Dataset items:
□ □ □ □
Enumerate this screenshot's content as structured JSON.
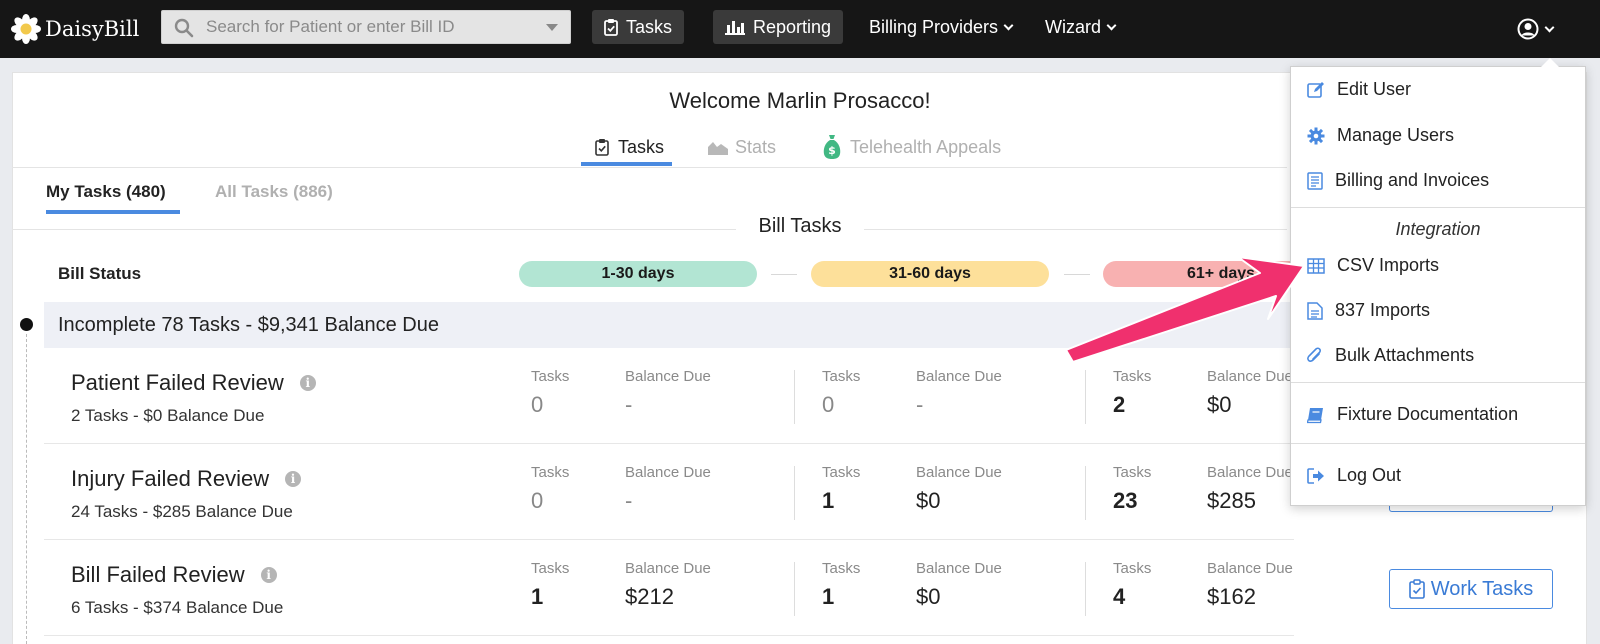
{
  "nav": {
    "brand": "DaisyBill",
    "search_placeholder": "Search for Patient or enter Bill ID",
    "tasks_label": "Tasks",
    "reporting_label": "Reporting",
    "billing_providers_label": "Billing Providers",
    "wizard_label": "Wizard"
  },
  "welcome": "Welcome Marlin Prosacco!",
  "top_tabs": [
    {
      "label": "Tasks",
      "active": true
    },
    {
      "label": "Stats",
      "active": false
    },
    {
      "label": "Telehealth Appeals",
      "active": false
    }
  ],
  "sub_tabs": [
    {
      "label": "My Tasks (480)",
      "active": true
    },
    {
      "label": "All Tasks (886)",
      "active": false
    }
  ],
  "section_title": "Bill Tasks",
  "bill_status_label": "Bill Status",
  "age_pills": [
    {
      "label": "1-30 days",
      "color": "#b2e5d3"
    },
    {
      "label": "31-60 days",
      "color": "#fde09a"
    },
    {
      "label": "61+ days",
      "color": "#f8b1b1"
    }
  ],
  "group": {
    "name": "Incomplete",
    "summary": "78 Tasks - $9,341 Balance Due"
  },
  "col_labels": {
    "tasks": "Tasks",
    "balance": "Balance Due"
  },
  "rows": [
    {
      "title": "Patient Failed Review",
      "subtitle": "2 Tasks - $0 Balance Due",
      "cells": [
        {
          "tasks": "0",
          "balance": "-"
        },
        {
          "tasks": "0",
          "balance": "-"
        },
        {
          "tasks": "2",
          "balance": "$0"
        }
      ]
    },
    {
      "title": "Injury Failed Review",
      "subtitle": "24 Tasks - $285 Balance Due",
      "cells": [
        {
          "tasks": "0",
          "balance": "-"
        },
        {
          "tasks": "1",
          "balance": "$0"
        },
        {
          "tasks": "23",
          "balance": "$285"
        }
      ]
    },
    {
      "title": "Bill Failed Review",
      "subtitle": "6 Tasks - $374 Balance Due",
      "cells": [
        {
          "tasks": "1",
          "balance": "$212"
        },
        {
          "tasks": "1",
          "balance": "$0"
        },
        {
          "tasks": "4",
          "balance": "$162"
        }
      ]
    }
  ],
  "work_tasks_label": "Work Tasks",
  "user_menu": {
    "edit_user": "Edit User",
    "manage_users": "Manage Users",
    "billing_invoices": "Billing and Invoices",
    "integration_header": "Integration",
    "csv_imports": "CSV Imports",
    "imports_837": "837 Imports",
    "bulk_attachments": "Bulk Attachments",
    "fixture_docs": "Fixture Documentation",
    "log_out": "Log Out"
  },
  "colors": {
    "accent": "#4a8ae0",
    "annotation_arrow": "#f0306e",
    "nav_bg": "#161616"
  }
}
□ □ □ □
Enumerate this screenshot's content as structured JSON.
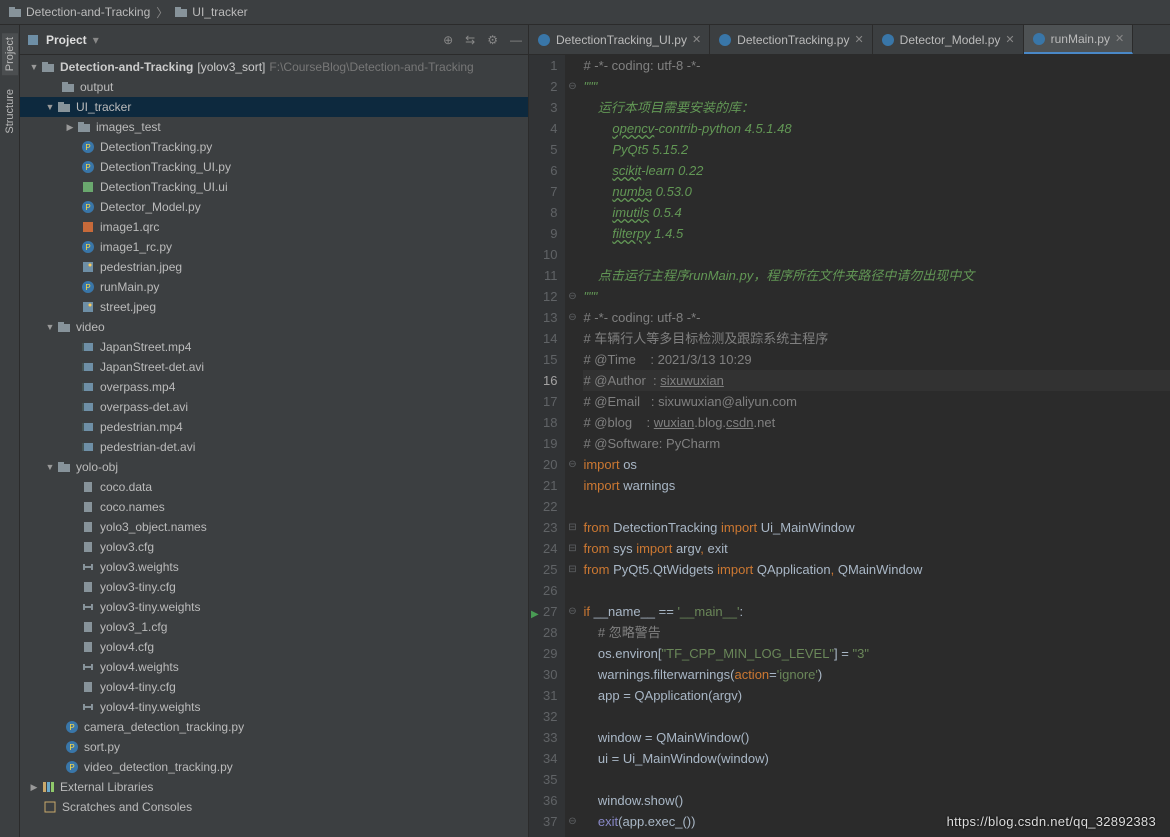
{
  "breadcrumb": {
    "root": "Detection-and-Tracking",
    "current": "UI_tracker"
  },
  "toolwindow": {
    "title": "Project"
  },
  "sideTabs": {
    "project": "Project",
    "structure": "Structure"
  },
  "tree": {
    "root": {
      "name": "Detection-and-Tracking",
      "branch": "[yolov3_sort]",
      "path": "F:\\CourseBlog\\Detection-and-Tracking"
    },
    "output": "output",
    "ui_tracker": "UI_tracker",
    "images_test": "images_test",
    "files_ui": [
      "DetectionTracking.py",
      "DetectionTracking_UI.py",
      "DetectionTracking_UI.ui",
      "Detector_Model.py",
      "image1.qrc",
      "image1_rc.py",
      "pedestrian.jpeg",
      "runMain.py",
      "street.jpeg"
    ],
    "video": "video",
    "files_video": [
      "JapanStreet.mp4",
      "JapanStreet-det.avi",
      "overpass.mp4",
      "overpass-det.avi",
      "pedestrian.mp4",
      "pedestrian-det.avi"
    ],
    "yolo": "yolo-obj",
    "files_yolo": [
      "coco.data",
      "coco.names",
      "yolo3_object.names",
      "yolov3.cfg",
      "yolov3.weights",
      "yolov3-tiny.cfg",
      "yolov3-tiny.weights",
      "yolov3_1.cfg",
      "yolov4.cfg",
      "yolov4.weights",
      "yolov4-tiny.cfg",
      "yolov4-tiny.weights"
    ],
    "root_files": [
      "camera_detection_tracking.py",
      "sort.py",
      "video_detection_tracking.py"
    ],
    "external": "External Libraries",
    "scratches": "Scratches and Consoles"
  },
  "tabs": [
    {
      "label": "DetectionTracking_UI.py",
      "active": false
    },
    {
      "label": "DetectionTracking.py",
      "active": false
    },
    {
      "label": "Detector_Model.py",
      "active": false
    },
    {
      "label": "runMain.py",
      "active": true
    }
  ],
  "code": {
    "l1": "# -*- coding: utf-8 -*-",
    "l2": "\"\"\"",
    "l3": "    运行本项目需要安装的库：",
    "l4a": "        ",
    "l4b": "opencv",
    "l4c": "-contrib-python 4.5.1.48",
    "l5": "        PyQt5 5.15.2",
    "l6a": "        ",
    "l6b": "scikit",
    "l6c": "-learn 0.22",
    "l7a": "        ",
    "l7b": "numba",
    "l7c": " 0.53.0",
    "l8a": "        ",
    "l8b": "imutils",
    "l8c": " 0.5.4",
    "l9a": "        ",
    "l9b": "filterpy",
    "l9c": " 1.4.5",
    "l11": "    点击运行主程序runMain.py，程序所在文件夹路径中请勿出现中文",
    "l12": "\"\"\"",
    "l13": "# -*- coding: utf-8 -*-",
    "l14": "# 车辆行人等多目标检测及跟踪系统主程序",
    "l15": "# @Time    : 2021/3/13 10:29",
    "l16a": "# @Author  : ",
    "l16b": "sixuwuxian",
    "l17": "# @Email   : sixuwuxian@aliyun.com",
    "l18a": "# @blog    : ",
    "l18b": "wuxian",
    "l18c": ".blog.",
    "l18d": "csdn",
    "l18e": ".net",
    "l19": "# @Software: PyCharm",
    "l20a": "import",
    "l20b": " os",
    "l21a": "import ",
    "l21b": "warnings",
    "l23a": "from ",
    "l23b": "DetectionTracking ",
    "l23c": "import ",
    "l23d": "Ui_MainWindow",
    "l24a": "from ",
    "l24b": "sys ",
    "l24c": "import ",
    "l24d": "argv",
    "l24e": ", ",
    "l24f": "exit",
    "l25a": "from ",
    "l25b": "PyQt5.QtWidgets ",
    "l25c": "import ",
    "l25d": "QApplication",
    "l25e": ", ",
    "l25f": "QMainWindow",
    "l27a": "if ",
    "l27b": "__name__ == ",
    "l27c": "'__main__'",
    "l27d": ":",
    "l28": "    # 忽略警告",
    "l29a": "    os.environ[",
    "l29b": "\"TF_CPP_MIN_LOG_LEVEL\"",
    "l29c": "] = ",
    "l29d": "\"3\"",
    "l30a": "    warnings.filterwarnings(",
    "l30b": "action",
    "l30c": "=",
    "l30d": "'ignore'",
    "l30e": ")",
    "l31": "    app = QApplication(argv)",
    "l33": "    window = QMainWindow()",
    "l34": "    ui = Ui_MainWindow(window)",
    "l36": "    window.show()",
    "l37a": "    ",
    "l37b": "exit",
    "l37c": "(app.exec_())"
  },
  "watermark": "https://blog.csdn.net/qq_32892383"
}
□ □ □ □
» **Aim of the task**
Copy out each line that contains the word "csdn".

» **Solution for this problem**
    "l18d": "csdn",
  "watermark": "https://blog.csdn.net/qq_32892383"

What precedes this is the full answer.